→ **CONSEGNE**
- 1) Trascrivi parola per parola il passo del documento di origine che va da "Visti il ricorso" fino a "diritto quanto segue.".
- 2) Trasforma in un elenco numerato tutte le righe dei record, dalla prima fino a quella che contiene "- data-markers: [198, 89, 953, 429]", entrambe comprese. Escludi le righe vuote.

→ **DOCUMENTO DI ORIGINE**
· · ·

Visti il ricorso e i relativi allegati;
Visto l'atto di costituzione in giudizio del Comune di Modica;
Viste le memorie difensive;
Visti tutti gli atti della causa;
Relatore nell'udienza pubblica del giorno 25 febbraio 2016 il dott. G G R C e uditi per le parti i difensori come specificato nel verbale;
Ritenuto e considerato in fatto e diritto quanto segue.
FATTO
Il Comune di Modica, al fine di garantire lo svolgimento del servizio di igiene urbana nell'ambito del proprio territorio, avviava una procedura di evidenza pubblica per individuare l'operatore economico cui affidare il relativo incarico. Accadeva però che, dopo la stipula di un formale contratto con la ditta aggiudicataria P G, il Comune di Modica procedesse, in data 24/8/09, alla risoluzione di diritto dello stesso;di conseguenza, all'esigenza di garantire lo svolgimento del servizio di igiene urbana nell'ambito del territorio comunale il Comune provvedeva a mezzo dell'ordinanza contingibile ed urgente n. 1412/OR del 07/10/2009 emessa ai sensi dell'art. 54 del D. Lgs. n. 267/2000 nei confronti della ditta P G.

· · ·

→ **RECORD DA ELABORARE**

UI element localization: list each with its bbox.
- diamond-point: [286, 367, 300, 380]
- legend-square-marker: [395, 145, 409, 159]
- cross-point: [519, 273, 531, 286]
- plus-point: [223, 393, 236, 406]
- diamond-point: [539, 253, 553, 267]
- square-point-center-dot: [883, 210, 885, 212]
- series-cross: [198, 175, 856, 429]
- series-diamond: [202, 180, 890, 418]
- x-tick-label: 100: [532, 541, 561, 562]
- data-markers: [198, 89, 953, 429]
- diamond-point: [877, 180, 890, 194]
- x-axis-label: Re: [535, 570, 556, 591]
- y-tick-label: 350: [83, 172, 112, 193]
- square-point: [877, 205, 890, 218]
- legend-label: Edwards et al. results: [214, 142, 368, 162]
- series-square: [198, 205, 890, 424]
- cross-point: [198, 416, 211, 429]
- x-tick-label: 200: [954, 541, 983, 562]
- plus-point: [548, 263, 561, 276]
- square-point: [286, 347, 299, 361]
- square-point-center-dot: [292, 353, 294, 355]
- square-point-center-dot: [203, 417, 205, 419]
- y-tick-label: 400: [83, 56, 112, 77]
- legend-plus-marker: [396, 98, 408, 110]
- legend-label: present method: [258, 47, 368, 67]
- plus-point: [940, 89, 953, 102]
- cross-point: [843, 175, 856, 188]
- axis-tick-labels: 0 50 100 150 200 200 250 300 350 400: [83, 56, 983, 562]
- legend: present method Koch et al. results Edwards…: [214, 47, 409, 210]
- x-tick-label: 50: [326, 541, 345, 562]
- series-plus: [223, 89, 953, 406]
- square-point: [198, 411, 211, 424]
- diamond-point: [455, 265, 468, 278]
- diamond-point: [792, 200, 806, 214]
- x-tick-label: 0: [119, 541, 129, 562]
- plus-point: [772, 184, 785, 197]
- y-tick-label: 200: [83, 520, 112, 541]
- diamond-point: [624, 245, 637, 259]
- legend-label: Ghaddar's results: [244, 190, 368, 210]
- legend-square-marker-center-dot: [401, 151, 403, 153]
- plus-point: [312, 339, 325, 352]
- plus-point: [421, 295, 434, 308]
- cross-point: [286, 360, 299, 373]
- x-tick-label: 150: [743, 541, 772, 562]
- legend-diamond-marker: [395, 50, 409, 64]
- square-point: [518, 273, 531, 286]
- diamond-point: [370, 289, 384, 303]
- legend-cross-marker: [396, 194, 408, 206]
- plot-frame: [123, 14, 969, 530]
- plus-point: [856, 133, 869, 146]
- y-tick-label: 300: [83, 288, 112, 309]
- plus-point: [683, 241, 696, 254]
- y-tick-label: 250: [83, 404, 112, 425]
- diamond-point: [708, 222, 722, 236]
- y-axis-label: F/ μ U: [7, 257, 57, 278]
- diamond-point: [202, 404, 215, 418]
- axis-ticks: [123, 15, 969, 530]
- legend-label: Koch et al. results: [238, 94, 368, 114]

· · ·

→ **RISPOSTE**
- 1)
Visti il ricorso e i relativi allegati;
Visto l'atto di costituzione in giudizio del Comune di Modica;
Viste le memorie difensive;
Visti tutti gli atti della causa;
Relatore nell'udienza pubblica del giorno 25 febbraio 2016 il dott. G G R C e uditi per le parti i difensori come specificato nel verbale;
Ritenuto e considerato in fatto e diritto quanto segue.

- 2)
1. UI element localization: list each with its bbox.
2. - diamond-point: [286, 367, 300, 380]
3. - legend-square-marker: [395, 145, 409, 159]
4. - cross-point: [519, 273, 531, 286]
5. - plus-point: [223, 393, 236, 406]
6. - diamond-point: [539, 253, 553, 267]
7. - square-point-center-dot: [883, 210, 885, 212]
8. - series-cross: [198, 175, 856, 429]
9. - series-diamond: [202, 180, 890, 418]
10. - x-tick-label: 100: [532, 541, 561, 562]
11. - data-markers: [198, 89, 953, 429]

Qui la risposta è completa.